Request = Copy each line that has the string "igång" somewhere in it.

[Items listed in a dataset]
*-*-*
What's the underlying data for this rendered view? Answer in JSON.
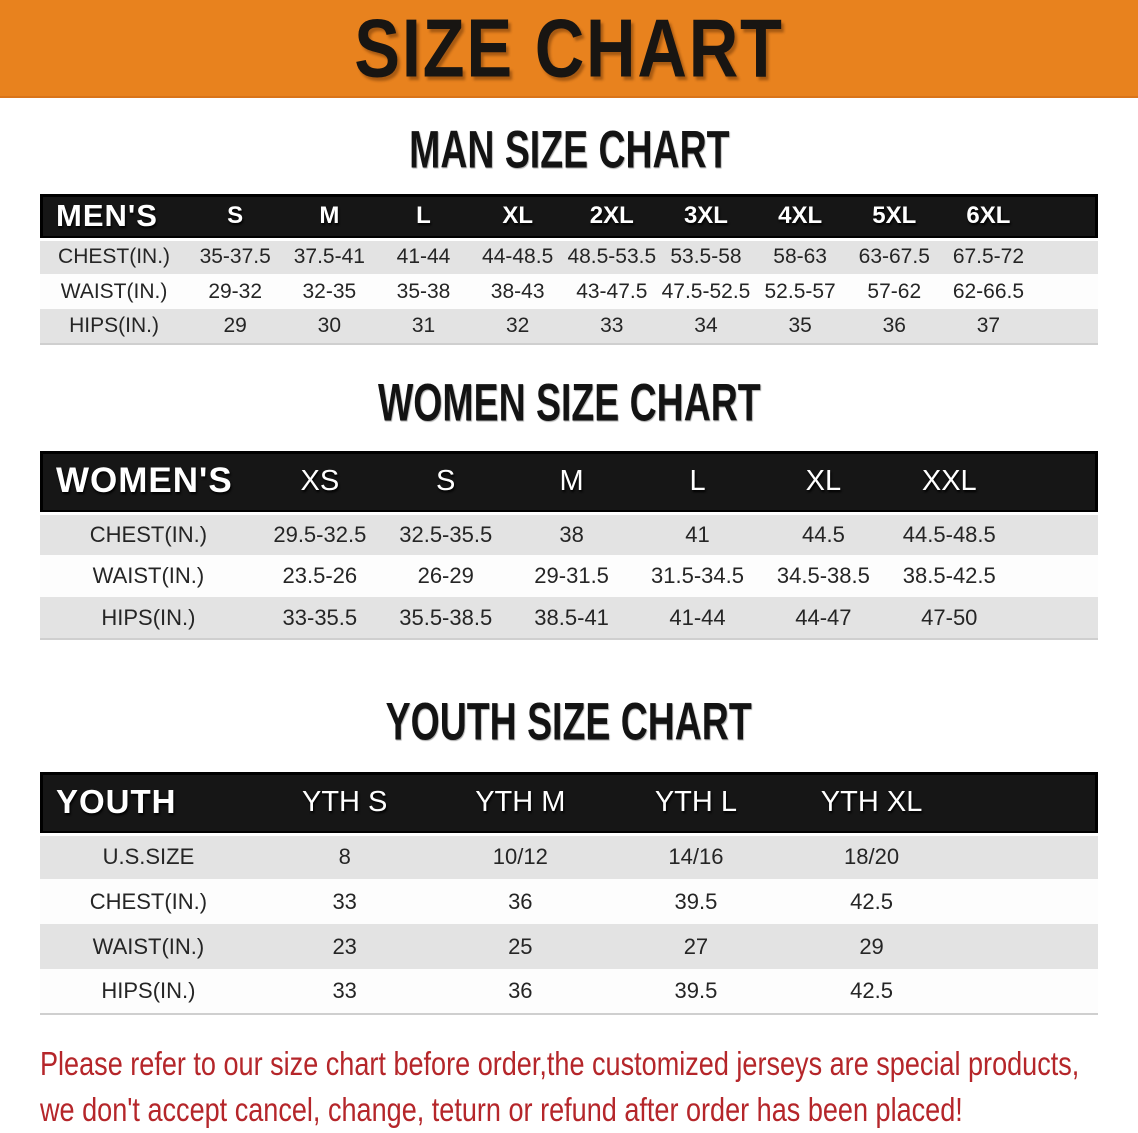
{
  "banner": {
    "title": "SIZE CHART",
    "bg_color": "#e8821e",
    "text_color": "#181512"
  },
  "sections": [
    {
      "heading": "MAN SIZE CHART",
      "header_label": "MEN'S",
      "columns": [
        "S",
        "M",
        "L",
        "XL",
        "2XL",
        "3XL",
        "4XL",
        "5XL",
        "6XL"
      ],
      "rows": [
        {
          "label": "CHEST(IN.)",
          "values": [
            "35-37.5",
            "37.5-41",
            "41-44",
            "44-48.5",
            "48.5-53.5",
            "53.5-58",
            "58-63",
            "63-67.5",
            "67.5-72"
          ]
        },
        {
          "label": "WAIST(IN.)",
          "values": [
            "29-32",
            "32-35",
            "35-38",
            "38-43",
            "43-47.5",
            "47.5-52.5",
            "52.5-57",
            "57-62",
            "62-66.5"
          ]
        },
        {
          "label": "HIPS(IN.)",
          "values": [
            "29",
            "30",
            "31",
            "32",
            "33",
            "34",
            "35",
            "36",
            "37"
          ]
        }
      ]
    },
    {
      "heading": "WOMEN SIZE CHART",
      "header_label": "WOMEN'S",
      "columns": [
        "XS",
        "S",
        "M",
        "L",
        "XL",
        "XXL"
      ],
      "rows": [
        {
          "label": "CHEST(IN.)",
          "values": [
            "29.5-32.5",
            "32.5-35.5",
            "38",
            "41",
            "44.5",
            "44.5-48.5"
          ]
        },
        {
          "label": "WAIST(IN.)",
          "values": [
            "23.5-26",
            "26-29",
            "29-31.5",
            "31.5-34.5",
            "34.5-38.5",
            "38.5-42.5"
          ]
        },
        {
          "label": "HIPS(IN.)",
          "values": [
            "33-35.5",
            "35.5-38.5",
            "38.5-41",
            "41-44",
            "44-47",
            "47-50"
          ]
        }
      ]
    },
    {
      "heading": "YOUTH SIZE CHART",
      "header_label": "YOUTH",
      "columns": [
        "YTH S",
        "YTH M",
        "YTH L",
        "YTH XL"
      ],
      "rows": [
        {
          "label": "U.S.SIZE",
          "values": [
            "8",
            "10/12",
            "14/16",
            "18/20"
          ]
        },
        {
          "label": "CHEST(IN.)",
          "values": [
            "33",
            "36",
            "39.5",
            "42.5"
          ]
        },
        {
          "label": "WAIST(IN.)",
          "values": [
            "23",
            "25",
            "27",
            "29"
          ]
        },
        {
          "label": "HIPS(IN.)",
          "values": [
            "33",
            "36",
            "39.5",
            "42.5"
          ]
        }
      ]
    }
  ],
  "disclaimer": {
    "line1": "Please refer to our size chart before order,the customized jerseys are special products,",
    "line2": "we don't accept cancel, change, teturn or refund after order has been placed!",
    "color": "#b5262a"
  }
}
*-*-*
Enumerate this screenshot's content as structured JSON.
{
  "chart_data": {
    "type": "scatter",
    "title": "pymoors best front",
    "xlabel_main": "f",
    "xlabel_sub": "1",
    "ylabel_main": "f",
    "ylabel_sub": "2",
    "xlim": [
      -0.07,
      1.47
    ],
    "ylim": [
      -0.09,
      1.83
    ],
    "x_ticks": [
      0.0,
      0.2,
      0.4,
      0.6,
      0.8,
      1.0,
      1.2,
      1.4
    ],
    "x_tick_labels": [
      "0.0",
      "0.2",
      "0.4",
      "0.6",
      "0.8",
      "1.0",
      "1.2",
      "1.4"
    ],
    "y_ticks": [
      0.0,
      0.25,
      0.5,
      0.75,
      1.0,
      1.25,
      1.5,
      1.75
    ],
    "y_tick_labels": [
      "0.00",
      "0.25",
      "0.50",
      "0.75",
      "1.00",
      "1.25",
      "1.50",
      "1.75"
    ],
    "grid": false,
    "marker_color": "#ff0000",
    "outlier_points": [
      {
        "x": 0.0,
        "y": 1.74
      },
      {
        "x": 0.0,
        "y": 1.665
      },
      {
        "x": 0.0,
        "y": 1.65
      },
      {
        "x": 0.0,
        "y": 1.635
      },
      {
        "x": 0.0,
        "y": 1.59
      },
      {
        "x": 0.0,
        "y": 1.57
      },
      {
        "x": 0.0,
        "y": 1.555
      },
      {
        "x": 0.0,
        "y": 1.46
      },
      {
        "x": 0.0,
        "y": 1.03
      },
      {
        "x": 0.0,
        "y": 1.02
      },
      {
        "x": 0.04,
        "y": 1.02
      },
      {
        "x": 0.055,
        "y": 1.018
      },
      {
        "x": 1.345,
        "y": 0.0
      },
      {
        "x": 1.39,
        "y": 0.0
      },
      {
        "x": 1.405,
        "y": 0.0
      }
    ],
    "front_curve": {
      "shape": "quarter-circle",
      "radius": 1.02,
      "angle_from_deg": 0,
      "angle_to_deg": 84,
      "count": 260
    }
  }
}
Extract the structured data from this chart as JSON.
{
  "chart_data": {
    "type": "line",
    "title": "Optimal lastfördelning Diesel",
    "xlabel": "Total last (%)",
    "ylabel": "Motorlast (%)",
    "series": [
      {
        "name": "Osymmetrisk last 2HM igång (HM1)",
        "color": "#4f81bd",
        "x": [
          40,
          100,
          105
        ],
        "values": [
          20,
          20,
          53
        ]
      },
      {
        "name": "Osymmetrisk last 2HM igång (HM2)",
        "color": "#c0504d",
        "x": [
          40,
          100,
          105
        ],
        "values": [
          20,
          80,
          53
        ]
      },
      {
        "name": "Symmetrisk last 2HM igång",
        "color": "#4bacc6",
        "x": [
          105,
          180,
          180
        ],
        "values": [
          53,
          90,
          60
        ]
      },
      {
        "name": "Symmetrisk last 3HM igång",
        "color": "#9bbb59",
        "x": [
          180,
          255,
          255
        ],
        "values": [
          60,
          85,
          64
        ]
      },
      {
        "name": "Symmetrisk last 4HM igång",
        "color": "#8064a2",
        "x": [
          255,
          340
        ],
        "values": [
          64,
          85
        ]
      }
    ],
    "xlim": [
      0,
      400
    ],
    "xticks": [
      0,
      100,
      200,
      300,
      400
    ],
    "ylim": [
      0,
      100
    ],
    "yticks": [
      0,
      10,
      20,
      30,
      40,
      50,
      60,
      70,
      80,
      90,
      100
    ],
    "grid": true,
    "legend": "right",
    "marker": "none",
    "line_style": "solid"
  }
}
*-*-*
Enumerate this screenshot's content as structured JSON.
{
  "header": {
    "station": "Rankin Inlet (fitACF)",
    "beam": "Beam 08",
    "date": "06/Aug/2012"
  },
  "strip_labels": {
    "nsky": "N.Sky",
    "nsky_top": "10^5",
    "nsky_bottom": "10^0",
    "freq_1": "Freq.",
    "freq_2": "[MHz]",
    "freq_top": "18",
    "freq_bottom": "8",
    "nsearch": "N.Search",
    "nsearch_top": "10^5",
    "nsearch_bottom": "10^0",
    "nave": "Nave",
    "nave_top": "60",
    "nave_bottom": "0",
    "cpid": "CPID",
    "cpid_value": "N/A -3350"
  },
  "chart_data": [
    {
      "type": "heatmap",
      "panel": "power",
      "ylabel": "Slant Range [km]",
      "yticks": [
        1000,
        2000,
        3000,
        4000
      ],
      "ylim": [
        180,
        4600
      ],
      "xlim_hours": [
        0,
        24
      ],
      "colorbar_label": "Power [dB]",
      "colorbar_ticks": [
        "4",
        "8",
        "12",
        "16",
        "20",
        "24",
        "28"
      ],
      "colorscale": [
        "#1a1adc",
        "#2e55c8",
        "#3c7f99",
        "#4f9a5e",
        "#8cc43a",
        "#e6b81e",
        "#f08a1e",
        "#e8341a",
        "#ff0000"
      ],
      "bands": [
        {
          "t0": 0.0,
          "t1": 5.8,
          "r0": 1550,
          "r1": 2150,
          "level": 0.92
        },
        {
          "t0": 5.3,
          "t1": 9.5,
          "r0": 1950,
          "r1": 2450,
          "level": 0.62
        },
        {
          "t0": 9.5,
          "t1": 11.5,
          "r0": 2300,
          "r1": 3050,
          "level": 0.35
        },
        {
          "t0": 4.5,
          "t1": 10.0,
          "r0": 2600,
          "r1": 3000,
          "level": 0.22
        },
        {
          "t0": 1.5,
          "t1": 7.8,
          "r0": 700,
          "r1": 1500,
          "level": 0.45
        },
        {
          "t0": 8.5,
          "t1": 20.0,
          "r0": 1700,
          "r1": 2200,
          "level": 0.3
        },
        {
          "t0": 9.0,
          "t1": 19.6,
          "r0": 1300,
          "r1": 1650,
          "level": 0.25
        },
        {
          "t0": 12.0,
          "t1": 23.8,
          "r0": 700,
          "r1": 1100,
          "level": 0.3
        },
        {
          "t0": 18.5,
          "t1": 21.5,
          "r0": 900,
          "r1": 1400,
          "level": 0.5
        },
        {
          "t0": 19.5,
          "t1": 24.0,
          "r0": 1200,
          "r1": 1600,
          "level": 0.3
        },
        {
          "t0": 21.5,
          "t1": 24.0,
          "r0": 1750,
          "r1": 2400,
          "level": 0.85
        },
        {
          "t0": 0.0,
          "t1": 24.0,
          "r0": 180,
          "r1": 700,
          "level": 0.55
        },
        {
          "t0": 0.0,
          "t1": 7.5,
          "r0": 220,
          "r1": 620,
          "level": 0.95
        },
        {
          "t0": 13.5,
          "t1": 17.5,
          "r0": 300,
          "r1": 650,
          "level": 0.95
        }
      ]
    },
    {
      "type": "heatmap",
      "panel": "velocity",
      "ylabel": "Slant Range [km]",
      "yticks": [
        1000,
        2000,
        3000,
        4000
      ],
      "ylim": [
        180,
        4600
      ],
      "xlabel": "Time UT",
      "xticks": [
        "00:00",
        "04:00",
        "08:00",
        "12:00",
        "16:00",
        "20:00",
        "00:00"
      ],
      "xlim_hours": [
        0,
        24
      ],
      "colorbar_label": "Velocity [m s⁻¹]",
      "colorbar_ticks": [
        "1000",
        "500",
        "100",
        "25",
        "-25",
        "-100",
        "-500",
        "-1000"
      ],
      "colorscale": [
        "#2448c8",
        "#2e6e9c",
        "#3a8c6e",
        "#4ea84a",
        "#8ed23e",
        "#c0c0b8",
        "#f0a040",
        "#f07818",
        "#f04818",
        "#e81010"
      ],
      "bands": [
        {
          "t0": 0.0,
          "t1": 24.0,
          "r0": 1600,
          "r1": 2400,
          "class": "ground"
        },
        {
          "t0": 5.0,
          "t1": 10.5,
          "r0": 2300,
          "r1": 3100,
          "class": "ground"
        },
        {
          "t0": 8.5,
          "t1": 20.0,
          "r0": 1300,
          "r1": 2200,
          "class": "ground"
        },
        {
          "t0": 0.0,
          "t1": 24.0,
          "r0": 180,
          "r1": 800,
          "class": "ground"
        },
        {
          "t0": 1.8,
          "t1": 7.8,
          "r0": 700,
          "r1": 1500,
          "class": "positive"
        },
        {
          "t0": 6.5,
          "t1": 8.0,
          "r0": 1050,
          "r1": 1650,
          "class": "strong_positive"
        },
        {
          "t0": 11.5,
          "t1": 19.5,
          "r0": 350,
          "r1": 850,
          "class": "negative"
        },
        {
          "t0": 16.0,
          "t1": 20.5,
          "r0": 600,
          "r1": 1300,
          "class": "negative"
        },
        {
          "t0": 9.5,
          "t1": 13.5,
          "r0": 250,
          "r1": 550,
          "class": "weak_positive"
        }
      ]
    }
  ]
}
*-*-*
Completed exercise =
        "name": "Osymmetrisk last 2HM igång (HM1)",
        "name": "Osymmetrisk last 2HM igång (HM2)",
        "name": "Symmetrisk last 2HM igång",
        "name": "Symmetrisk last 3HM igång",
        "name": "Symmetrisk last 4HM igång",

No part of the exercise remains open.